Stored data entries
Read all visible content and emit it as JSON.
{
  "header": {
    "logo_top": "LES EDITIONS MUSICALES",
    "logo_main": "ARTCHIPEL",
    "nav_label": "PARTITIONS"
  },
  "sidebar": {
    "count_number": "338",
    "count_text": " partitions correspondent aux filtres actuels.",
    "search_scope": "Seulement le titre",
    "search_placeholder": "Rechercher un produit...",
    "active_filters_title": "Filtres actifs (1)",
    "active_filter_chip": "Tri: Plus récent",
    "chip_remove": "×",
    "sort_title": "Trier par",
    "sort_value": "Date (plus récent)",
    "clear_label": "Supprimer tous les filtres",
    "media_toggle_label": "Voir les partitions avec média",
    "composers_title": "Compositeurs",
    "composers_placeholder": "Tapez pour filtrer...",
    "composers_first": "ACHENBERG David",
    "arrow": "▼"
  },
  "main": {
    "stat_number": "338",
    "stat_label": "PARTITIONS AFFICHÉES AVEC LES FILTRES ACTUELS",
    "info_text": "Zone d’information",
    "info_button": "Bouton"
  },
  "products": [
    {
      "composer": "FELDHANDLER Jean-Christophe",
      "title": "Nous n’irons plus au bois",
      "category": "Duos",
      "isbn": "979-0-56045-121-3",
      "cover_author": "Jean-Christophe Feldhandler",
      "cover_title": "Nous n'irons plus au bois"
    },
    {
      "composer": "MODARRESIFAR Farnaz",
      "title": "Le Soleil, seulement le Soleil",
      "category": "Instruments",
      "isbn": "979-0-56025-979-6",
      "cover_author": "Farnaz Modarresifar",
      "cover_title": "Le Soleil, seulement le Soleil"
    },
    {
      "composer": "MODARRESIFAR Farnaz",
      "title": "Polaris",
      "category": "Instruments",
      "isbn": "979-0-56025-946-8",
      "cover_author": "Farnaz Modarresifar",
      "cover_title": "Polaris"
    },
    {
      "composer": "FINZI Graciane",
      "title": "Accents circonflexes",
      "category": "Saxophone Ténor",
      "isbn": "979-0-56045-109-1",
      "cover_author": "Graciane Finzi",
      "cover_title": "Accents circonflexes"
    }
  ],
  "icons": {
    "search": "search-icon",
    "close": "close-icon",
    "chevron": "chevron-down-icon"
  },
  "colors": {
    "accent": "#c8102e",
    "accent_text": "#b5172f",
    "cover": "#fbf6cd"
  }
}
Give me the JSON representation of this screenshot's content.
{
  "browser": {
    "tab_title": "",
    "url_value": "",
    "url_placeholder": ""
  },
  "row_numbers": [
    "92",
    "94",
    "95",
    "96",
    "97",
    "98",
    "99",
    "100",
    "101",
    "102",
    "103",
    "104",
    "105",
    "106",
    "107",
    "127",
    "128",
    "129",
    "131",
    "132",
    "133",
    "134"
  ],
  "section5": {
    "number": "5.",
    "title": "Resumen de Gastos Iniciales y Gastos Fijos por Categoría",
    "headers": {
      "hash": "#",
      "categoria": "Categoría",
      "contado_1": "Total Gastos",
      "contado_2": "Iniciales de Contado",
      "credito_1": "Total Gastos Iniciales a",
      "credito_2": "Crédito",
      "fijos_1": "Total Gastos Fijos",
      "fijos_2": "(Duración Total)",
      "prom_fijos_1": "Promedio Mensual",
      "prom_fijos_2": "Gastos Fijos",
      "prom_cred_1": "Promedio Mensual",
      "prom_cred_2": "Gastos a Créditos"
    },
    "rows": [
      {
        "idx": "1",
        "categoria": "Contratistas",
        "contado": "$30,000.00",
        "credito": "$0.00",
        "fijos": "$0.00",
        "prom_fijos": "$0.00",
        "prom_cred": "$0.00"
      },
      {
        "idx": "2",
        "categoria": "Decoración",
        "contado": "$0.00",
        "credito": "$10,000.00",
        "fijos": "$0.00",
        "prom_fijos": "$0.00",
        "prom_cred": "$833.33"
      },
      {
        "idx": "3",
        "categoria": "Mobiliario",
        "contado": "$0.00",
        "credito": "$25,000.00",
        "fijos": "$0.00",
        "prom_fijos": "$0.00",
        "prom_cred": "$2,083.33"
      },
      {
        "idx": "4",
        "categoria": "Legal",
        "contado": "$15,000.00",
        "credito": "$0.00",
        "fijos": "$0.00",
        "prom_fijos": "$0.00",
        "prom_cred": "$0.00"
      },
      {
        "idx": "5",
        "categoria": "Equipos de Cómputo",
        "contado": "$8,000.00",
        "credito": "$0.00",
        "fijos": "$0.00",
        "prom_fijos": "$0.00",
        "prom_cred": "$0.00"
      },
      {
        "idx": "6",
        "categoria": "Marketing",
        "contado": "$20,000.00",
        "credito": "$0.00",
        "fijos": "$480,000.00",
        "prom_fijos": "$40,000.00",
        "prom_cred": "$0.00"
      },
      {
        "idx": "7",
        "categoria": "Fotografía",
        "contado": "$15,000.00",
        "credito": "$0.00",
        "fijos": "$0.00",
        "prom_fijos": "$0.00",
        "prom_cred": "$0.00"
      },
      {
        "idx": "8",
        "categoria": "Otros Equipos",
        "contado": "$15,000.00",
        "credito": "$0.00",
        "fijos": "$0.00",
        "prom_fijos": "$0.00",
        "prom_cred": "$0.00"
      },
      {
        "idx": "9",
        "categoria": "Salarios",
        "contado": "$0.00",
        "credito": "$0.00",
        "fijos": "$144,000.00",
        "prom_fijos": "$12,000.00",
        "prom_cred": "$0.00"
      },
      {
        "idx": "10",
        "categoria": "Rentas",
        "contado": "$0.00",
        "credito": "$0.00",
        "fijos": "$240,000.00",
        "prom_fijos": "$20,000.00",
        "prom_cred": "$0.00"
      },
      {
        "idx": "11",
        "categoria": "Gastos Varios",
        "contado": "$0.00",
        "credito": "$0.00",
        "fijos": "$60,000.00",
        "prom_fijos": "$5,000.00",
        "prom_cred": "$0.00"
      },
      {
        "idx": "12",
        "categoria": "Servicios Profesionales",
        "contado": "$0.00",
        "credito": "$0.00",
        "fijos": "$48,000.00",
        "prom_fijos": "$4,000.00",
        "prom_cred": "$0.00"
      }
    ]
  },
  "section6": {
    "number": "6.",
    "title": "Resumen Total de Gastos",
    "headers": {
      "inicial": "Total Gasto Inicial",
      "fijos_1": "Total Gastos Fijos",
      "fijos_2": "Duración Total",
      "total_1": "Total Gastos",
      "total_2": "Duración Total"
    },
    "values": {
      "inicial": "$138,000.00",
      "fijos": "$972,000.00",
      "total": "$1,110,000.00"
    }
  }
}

REQUEST: Set down the material above again, word for word.

REPLY TO THE EXERCISE:
Read all visible content and emit it as JSON.
{
  "header": {
    "logo_top": "LES EDITIONS MUSICALES",
    "logo_main": "ARTCHIPEL",
    "nav_label": "PARTITIONS"
  },
  "sidebar": {
    "count_number": "338",
    "count_text": " partitions correspondent aux filtres actuels.",
    "search_scope": "Seulement le titre",
    "search_placeholder": "Rechercher un produit...",
    "active_filters_title": "Filtres actifs (1)",
    "active_filter_chip": "Tri: Plus récent",
    "chip_remove": "×",
    "sort_title": "Trier par",
    "sort_value": "Date (plus récent)",
    "clear_label": "Supprimer tous les filtres",
    "media_toggle_label": "Voir les partitions avec média",
    "composers_title": "Compositeurs",
    "composers_placeholder": "Tapez pour filtrer...",
    "composers_first": "ACHENBERG David",
    "arrow": "▼"
  },
  "main": {
    "stat_number": "338",
    "stat_label": "PARTITIONS AFFICHÉES AVEC LES FILTRES ACTUELS",
    "info_text": "Zone d’information",
    "info_button": "Bouton"
  },
  "products": [
    {
      "composer": "FELDHANDLER Jean-Christophe",
      "title": "Nous n’irons plus au bois",
      "category": "Duos",
      "isbn": "979-0-56045-121-3",
      "cover_author": "Jean-Christophe Feldhandler",
      "cover_title": "Nous n'irons plus au bois"
    },
    {
      "composer": "MODARRESIFAR Farnaz",
      "title": "Le Soleil, seulement le Soleil",
      "category": "Instruments",
      "isbn": "979-0-56025-979-6",
      "cover_author": "Farnaz Modarresifar",
      "cover_title": "Le Soleil, seulement le Soleil"
    },
    {
      "composer": "MODARRESIFAR Farnaz",
      "title": "Polaris",
      "category": "Instruments",
      "isbn": "979-0-56025-946-8",
      "cover_author": "Farnaz Modarresifar",
      "cover_title": "Polaris"
    },
    {
      "composer": "FINZI Graciane",
      "title": "Accents circonflexes",
      "category": "Saxophone Ténor",
      "isbn": "979-0-56045-109-1",
      "cover_author": "Graciane Finzi",
      "cover_title": "Accents circonflexes"
    }
  ],
  "icons": {
    "search": "search-icon",
    "close": "close-icon",
    "chevron": "chevron-down-icon"
  },
  "colors": {
    "accent": "#c8102e",
    "accent_text": "#b5172f",
    "cover": "#fbf6cd"
  }
}
Give me the JSON representation of this screenshot's content.
{
  "browser": {
    "tab_title": "",
    "url_value": "",
    "url_placeholder": ""
  },
  "row_numbers": [
    "92",
    "94",
    "95",
    "96",
    "97",
    "98",
    "99",
    "100",
    "101",
    "102",
    "103",
    "104",
    "105",
    "106",
    "107",
    "127",
    "128",
    "129",
    "131",
    "132",
    "133",
    "134"
  ],
  "section5": {
    "number": "5.",
    "title": "Resumen de Gastos Iniciales y Gastos Fijos por Categoría",
    "headers": {
      "hash": "#",
      "categoria": "Categoría",
      "contado_1": "Total Gastos",
      "contado_2": "Iniciales de Contado",
      "credito_1": "Total Gastos Iniciales a",
      "credito_2": "Crédito",
      "fijos_1": "Total Gastos Fijos",
      "fijos_2": "(Duración Total)",
      "prom_fijos_1": "Promedio Mensual",
      "prom_fijos_2": "Gastos Fijos",
      "prom_cred_1": "Promedio Mensual",
      "prom_cred_2": "Gastos a Créditos"
    },
    "rows": [
      {
        "idx": "1",
        "categoria": "Contratistas",
        "contado": "$30,000.00",
        "credito": "$0.00",
        "fijos": "$0.00",
        "prom_fijos": "$0.00",
        "prom_cred": "$0.00"
      },
      {
        "idx": "2",
        "categoria": "Decoración",
        "contado": "$0.00",
        "credito": "$10,000.00",
        "fijos": "$0.00",
        "prom_fijos": "$0.00",
        "prom_cred": "$833.33"
      },
      {
        "idx": "3",
        "categoria": "Mobiliario",
        "contado": "$0.00",
        "credito": "$25,000.00",
        "fijos": "$0.00",
        "prom_fijos": "$0.00",
        "prom_cred": "$2,083.33"
      },
      {
        "idx": "4",
        "categoria": "Legal",
        "contado": "$15,000.00",
        "credito": "$0.00",
        "fijos": "$0.00",
        "prom_fijos": "$0.00",
        "prom_cred": "$0.00"
      },
      {
        "idx": "5",
        "categoria": "Equipos de Cómputo",
        "contado": "$8,000.00",
        "credito": "$0.00",
        "fijos": "$0.00",
        "prom_fijos": "$0.00",
        "prom_cred": "$0.00"
      },
      {
        "idx": "6",
        "categoria": "Marketing",
        "contado": "$20,000.00",
        "credito": "$0.00",
        "fijos": "$480,000.00",
        "prom_fijos": "$40,000.00",
        "prom_cred": "$0.00"
      },
      {
        "idx": "7",
        "categoria": "Fotografía",
        "contado": "$15,000.00",
        "credito": "$0.00",
        "fijos": "$0.00",
        "prom_fijos": "$0.00",
        "prom_cred": "$0.00"
      },
      {
        "idx": "8",
        "categoria": "Otros Equipos",
        "contado": "$15,000.00",
        "credito": "$0.00",
        "fijos": "$0.00",
        "prom_fijos": "$0.00",
        "prom_cred": "$0.00"
      },
      {
        "idx": "9",
        "categoria": "Salarios",
        "contado": "$0.00",
        "credito": "$0.00",
        "fijos": "$144,000.00",
        "prom_fijos": "$12,000.00",
        "prom_cred": "$0.00"
      },
      {
        "idx": "10",
        "categoria": "Rentas",
        "contado": "$0.00",
        "credito": "$0.00",
        "fijos": "$240,000.00",
        "prom_fijos": "$20,000.00",
        "prom_cred": "$0.00"
      },
      {
        "idx": "11",
        "categoria": "Gastos Varios",
        "contado": "$0.00",
        "credito": "$0.00",
        "fijos": "$60,000.00",
        "prom_fijos": "$5,000.00",
        "prom_cred": "$0.00"
      },
      {
        "idx": "12",
        "categoria": "Servicios Profesionales",
        "contado": "$0.00",
        "credito": "$0.00",
        "fijos": "$48,000.00",
        "prom_fijos": "$4,000.00",
        "prom_cred": "$0.00"
      }
    ]
  },
  "section6": {
    "number": "6.",
    "title": "Resumen Total de Gastos",
    "headers": {
      "inicial": "Total Gasto Inicial",
      "fijos_1": "Total Gastos Fijos",
      "fijos_2": "Duración Total",
      "total_1": "Total Gastos",
      "total_2": "Duración Total"
    },
    "values": {
      "inicial": "$138,000.00",
      "fijos": "$972,000.00",
      "total": "$1,110,000.00"
    }
  }
}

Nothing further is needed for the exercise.